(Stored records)

>>>>>

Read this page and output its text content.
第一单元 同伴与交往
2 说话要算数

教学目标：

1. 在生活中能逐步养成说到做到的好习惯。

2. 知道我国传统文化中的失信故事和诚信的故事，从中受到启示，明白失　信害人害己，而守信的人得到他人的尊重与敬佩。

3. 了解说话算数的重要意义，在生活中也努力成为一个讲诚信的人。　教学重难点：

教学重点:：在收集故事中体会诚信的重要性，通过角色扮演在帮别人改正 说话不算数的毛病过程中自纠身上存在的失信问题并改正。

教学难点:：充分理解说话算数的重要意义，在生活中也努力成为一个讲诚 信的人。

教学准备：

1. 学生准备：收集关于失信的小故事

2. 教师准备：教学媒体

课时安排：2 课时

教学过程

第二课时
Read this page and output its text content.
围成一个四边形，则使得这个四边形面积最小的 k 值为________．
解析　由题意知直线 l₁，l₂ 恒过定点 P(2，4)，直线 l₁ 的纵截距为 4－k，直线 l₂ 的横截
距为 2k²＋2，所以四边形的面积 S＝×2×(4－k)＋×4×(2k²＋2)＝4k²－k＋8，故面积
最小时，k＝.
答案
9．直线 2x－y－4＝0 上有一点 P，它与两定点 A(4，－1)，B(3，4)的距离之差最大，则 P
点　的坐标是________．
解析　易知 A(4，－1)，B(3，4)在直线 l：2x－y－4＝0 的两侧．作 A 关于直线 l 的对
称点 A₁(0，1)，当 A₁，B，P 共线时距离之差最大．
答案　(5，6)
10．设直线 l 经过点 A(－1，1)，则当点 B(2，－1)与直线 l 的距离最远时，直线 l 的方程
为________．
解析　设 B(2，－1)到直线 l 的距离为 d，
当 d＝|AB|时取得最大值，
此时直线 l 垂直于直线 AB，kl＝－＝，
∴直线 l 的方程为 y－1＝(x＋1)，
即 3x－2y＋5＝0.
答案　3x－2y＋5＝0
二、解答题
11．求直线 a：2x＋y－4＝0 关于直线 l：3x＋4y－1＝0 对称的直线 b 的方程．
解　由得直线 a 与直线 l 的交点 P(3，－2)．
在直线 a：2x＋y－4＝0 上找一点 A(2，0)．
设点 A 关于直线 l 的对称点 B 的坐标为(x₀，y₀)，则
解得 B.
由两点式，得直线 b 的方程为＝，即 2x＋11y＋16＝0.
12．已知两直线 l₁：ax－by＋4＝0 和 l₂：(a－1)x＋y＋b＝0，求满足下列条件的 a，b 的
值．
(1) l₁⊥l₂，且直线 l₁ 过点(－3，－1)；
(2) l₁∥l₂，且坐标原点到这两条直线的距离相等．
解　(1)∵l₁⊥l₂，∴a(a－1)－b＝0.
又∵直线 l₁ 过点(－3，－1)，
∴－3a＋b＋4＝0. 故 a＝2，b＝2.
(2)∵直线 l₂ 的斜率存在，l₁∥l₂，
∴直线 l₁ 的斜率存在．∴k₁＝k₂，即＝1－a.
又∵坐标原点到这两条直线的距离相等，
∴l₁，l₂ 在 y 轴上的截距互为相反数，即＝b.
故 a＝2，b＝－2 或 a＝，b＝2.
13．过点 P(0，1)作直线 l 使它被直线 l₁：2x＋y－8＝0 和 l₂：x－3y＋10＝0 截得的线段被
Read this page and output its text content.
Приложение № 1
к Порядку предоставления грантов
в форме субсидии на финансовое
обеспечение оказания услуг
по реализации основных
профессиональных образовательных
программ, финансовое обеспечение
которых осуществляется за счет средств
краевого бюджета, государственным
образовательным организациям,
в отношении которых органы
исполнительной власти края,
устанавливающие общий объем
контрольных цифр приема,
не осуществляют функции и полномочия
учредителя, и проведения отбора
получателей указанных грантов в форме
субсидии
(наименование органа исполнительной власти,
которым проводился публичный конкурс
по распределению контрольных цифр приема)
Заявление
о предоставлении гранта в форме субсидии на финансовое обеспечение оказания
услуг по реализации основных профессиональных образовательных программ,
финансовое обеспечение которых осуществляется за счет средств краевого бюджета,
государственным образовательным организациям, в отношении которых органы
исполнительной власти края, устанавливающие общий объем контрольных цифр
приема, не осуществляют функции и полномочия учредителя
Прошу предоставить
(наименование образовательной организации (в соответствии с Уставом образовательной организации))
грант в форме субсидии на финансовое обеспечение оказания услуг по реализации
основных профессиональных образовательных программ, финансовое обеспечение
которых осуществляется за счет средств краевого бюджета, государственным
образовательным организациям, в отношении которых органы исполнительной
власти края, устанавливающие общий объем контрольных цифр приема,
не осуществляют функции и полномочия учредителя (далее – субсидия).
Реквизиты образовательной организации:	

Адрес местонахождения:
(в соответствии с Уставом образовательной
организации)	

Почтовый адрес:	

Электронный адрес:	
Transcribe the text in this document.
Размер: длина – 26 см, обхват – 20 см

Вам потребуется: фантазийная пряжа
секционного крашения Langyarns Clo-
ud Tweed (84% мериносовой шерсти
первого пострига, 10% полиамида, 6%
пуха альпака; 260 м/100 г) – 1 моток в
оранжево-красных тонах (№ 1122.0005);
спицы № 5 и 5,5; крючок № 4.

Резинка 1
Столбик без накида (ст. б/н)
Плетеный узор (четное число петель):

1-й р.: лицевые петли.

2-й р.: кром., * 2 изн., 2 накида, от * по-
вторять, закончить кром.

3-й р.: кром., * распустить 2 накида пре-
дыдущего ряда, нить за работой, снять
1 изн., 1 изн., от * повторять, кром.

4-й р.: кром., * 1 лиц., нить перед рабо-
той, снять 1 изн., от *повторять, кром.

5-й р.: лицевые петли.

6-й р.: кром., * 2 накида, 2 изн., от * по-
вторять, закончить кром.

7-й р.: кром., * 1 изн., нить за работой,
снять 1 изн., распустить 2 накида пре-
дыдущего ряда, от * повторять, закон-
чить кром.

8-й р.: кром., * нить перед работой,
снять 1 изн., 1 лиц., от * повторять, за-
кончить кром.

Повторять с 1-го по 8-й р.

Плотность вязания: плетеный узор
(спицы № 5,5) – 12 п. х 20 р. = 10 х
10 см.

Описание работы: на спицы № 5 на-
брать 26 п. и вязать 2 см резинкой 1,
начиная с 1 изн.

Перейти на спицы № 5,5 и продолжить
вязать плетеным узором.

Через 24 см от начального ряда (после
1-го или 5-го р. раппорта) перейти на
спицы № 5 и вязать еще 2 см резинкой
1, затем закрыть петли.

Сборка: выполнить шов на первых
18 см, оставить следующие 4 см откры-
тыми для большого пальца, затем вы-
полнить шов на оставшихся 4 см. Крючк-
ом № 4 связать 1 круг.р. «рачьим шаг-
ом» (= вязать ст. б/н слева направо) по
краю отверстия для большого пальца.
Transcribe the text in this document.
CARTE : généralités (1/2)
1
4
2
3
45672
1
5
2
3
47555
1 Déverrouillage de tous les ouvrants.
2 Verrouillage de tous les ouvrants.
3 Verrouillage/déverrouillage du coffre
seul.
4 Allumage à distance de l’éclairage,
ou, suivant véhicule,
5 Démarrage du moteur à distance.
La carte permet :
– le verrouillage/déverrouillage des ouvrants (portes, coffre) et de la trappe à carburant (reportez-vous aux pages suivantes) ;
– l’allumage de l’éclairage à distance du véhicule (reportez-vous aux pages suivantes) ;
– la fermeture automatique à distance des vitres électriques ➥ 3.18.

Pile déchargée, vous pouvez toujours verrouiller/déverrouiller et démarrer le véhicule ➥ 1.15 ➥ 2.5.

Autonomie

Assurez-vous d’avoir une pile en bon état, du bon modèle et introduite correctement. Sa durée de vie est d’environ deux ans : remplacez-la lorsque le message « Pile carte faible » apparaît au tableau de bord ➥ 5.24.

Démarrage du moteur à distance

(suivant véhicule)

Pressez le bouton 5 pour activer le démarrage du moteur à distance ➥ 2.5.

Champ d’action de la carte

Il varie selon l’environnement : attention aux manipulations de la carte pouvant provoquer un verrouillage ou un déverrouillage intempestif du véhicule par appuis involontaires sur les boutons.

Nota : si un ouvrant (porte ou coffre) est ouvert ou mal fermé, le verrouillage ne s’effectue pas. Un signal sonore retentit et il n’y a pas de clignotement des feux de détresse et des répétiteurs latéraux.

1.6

<<<<<

◆ **Work required**
Look through the data and gather every line with the string "грантов" in it.

◆ **Answer to this exercise**
к Порядку предоставления грантов
получателей указанных грантов в форме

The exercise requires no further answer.